**Short exercise:**
How many lines of the records hold the string "ylabel"? Reply with the number alone.

**Task data:**
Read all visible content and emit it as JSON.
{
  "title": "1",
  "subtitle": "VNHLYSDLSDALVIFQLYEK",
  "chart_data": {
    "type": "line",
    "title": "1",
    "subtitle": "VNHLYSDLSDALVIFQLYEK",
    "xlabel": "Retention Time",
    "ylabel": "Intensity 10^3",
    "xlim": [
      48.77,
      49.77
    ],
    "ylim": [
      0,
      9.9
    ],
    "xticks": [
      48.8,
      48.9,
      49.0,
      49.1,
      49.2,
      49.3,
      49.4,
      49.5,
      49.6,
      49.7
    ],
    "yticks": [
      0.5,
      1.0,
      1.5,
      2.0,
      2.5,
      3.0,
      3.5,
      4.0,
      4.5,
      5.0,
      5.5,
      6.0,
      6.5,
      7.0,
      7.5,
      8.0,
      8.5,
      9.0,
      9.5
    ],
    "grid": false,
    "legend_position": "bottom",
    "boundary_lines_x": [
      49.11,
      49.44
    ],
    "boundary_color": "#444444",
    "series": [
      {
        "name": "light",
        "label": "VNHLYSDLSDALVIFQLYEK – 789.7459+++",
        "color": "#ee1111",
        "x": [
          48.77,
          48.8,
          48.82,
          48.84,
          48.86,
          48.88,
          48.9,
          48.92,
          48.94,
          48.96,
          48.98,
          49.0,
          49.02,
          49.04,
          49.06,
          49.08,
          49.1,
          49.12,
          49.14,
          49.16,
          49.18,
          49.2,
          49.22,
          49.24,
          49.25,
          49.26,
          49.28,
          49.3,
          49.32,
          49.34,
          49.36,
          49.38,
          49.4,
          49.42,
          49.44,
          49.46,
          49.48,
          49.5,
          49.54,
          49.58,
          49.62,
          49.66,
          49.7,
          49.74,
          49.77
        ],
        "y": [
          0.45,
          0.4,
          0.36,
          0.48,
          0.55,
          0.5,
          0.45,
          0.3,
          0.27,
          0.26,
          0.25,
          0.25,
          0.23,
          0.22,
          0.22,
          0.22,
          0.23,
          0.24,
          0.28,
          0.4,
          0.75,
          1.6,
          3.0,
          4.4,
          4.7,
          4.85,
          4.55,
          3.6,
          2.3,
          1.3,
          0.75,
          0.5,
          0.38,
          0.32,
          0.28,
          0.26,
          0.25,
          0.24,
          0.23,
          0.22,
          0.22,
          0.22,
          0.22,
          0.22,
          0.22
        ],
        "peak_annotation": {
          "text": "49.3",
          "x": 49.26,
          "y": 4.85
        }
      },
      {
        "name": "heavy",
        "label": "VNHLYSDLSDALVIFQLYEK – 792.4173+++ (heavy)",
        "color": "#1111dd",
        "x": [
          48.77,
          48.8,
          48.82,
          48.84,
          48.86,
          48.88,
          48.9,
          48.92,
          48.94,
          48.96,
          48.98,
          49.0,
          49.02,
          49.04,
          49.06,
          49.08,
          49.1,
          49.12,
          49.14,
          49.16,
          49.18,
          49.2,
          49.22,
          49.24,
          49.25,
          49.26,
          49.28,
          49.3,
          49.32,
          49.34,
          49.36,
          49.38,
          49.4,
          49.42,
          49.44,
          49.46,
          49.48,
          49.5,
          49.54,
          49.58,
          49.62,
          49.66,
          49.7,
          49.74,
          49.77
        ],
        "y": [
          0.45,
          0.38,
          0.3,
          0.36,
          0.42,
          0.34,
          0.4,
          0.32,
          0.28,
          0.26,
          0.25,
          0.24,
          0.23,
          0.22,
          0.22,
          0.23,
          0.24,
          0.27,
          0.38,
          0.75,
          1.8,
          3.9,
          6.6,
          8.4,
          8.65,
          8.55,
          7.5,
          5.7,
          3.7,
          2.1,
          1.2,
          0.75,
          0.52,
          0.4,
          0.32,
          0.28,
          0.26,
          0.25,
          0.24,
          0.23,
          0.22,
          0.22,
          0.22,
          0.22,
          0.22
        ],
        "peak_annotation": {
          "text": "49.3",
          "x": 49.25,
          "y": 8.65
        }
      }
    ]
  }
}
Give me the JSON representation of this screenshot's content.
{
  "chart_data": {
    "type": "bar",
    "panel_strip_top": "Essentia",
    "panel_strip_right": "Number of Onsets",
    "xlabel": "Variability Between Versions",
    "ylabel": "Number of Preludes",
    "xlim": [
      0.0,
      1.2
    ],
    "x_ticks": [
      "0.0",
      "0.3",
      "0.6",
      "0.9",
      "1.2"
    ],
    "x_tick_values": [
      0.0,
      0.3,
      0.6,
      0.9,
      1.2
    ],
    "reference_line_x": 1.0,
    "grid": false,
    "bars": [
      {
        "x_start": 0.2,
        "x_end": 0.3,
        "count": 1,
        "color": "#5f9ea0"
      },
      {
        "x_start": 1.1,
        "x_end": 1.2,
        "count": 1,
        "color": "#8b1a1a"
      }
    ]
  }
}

**Complete output:**
2